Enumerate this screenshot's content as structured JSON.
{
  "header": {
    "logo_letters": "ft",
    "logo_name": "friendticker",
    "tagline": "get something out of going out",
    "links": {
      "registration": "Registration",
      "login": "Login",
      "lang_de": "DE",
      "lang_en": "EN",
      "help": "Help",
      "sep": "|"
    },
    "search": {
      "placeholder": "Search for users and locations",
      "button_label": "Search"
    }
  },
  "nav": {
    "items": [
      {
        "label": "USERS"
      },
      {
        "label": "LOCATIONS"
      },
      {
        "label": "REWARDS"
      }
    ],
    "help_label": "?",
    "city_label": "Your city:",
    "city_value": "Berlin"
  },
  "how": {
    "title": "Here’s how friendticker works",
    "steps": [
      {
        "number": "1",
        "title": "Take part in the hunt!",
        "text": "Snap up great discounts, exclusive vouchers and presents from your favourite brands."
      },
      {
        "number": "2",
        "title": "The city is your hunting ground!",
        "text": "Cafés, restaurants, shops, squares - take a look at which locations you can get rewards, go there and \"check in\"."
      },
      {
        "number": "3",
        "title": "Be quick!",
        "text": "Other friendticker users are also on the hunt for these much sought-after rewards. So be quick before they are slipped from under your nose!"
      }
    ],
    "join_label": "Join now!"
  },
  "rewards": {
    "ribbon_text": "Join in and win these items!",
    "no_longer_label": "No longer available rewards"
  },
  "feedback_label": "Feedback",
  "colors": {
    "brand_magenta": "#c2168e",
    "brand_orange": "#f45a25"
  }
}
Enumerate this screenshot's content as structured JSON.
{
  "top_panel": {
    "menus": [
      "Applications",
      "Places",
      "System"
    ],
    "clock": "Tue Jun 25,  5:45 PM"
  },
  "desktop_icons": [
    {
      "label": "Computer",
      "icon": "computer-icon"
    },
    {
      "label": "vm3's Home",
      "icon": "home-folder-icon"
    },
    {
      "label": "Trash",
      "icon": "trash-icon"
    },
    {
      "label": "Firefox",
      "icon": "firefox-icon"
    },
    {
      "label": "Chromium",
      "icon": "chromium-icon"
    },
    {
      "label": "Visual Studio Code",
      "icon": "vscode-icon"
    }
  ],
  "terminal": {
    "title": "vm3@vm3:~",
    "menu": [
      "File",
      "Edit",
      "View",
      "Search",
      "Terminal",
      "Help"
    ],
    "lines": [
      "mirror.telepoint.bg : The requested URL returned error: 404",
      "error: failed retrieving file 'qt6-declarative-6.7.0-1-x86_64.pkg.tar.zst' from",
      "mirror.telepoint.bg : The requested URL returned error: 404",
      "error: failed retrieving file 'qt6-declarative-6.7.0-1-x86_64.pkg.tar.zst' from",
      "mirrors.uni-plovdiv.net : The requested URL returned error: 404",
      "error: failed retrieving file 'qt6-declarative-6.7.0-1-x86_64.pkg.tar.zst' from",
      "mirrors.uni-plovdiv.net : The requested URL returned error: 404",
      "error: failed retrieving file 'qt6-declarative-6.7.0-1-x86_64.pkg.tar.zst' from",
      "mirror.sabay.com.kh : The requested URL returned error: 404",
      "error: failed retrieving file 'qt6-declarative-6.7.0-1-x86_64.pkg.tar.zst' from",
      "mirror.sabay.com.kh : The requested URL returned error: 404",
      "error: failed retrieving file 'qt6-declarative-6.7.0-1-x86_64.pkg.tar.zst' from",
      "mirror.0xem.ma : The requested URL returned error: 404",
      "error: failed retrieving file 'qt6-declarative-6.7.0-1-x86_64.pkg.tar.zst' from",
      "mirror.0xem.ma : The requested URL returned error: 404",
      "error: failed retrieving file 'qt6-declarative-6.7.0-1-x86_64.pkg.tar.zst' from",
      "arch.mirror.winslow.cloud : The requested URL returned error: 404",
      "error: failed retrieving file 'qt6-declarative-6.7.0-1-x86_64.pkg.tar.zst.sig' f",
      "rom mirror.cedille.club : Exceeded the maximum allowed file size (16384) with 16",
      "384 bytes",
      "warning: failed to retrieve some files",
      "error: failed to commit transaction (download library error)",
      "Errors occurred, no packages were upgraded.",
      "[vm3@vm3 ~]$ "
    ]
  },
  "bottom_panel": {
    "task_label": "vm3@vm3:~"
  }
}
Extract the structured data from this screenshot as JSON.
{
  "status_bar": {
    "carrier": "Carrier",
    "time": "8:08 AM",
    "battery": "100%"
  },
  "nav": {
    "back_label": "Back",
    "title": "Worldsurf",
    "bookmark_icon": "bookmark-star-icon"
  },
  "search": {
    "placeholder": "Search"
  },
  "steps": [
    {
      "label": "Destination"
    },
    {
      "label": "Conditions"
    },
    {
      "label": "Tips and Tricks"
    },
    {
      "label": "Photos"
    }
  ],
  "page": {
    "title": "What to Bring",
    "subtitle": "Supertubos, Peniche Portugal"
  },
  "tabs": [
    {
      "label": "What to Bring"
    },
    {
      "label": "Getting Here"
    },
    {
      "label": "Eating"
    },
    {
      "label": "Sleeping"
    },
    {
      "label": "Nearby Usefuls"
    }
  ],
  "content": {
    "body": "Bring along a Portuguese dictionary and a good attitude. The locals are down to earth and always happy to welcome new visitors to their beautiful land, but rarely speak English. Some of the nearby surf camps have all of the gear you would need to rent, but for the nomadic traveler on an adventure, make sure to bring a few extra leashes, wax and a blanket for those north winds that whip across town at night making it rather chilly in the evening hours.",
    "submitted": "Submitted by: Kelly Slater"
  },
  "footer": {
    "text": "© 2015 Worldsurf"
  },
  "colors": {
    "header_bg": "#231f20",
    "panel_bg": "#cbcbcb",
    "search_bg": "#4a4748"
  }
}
··········
### [Stated exercise]
Send back all of the entries exactly, with nothing missing.

### [Solution to this exercise]
Enumerate this screenshot's content as structured JSON.
{
  "header": {
    "logo_letters": "ft",
    "logo_name": "friendticker",
    "tagline": "get something out of going out",
    "links": {
      "registration": "Registration",
      "login": "Login",
      "lang_de": "DE",
      "lang_en": "EN",
      "help": "Help",
      "sep": "|"
    },
    "search": {
      "placeholder": "Search for users and locations",
      "button_label": "Search"
    }
  },
  "nav": {
    "items": [
      {
        "label": "USERS"
      },
      {
        "label": "LOCATIONS"
      },
      {
        "label": "REWARDS"
      }
    ],
    "help_label": "?",
    "city_label": "Your city:",
    "city_value": "Berlin"
  },
  "how": {
    "title": "Here’s how friendticker works",
    "steps": [
      {
        "number": "1",
        "title": "Take part in the hunt!",
        "text": "Snap up great discounts, exclusive vouchers and presents from your favourite brands."
      },
      {
        "number": "2",
        "title": "The city is your hunting ground!",
        "text": "Cafés, restaurants, shops, squares - take a look at which locations you can get rewards, go there and \"check in\"."
      },
      {
        "number": "3",
        "title": "Be quick!",
        "text": "Other friendticker users are also on the hunt for these much sought-after rewards. So be quick before they are slipped from under your nose!"
      }
    ],
    "join_label": "Join now!"
  },
  "rewards": {
    "ribbon_text": "Join in and win these items!",
    "no_longer_label": "No longer available rewards"
  },
  "feedback_label": "Feedback",
  "colors": {
    "brand_magenta": "#c2168e",
    "brand_orange": "#f45a25"
  }
}
Enumerate this screenshot's content as structured JSON.
{
  "top_panel": {
    "menus": [
      "Applications",
      "Places",
      "System"
    ],
    "clock": "Tue Jun 25,  5:45 PM"
  },
  "desktop_icons": [
    {
      "label": "Computer",
      "icon": "computer-icon"
    },
    {
      "label": "vm3's Home",
      "icon": "home-folder-icon"
    },
    {
      "label": "Trash",
      "icon": "trash-icon"
    },
    {
      "label": "Firefox",
      "icon": "firefox-icon"
    },
    {
      "label": "Chromium",
      "icon": "chromium-icon"
    },
    {
      "label": "Visual Studio Code",
      "icon": "vscode-icon"
    }
  ],
  "terminal": {
    "title": "vm3@vm3:~",
    "menu": [
      "File",
      "Edit",
      "View",
      "Search",
      "Terminal",
      "Help"
    ],
    "lines": [
      "mirror.telepoint.bg : The requested URL returned error: 404",
      "error: failed retrieving file 'qt6-declarative-6.7.0-1-x86_64.pkg.tar.zst' from",
      "mirror.telepoint.bg : The requested URL returned error: 404",
      "error: failed retrieving file 'qt6-declarative-6.7.0-1-x86_64.pkg.tar.zst' from",
      "mirrors.uni-plovdiv.net : The requested URL returned error: 404",
      "error: failed retrieving file 'qt6-declarative-6.7.0-1-x86_64.pkg.tar.zst' from",
      "mirrors.uni-plovdiv.net : The requested URL returned error: 404",
      "error: failed retrieving file 'qt6-declarative-6.7.0-1-x86_64.pkg.tar.zst' from",
      "mirror.sabay.com.kh : The requested URL returned error: 404",
      "error: failed retrieving file 'qt6-declarative-6.7.0-1-x86_64.pkg.tar.zst' from",
      "mirror.sabay.com.kh : The requested URL returned error: 404",
      "error: failed retrieving file 'qt6-declarative-6.7.0-1-x86_64.pkg.tar.zst' from",
      "mirror.0xem.ma : The requested URL returned error: 404",
      "error: failed retrieving file 'qt6-declarative-6.7.0-1-x86_64.pkg.tar.zst' from",
      "mirror.0xem.ma : The requested URL returned error: 404",
      "error: failed retrieving file 'qt6-declarative-6.7.0-1-x86_64.pkg.tar.zst' from",
      "arch.mirror.winslow.cloud : The requested URL returned error: 404",
      "error: failed retrieving file 'qt6-declarative-6.7.0-1-x86_64.pkg.tar.zst.sig' f",
      "rom mirror.cedille.club : Exceeded the maximum allowed file size (16384) with 16",
      "384 bytes",
      "warning: failed to retrieve some files",
      "error: failed to commit transaction (download library error)",
      "Errors occurred, no packages were upgraded.",
      "[vm3@vm3 ~]$ "
    ]
  },
  "bottom_panel": {
    "task_label": "vm3@vm3:~"
  }
}
Extract the structured data from this screenshot as JSON.
{
  "status_bar": {
    "carrier": "Carrier",
    "time": "8:08 AM",
    "battery": "100%"
  },
  "nav": {
    "back_label": "Back",
    "title": "Worldsurf",
    "bookmark_icon": "bookmark-star-icon"
  },
  "search": {
    "placeholder": "Search"
  },
  "steps": [
    {
      "label": "Destination"
    },
    {
      "label": "Conditions"
    },
    {
      "label": "Tips and Tricks"
    },
    {
      "label": "Photos"
    }
  ],
  "page": {
    "title": "What to Bring",
    "subtitle": "Supertubos, Peniche Portugal"
  },
  "tabs": [
    {
      "label": "What to Bring"
    },
    {
      "label": "Getting Here"
    },
    {
      "label": "Eating"
    },
    {
      "label": "Sleeping"
    },
    {
      "label": "Nearby Usefuls"
    }
  ],
  "content": {
    "body": "Bring along a Portuguese dictionary and a good attitude. The locals are down to earth and always happy to welcome new visitors to their beautiful land, but rarely speak English. Some of the nearby surf camps have all of the gear you would need to rent, but for the nomadic traveler on an adventure, make sure to bring a few extra leashes, wax and a blanket for those north winds that whip across town at night making it rather chilly in the evening hours.",
    "submitted": "Submitted by: Kelly Slater"
  },
  "footer": {
    "text": "© 2015 Worldsurf"
  },
  "colors": {
    "header_bg": "#231f20",
    "panel_bg": "#cbcbcb",
    "search_bg": "#4a4748"
  }
}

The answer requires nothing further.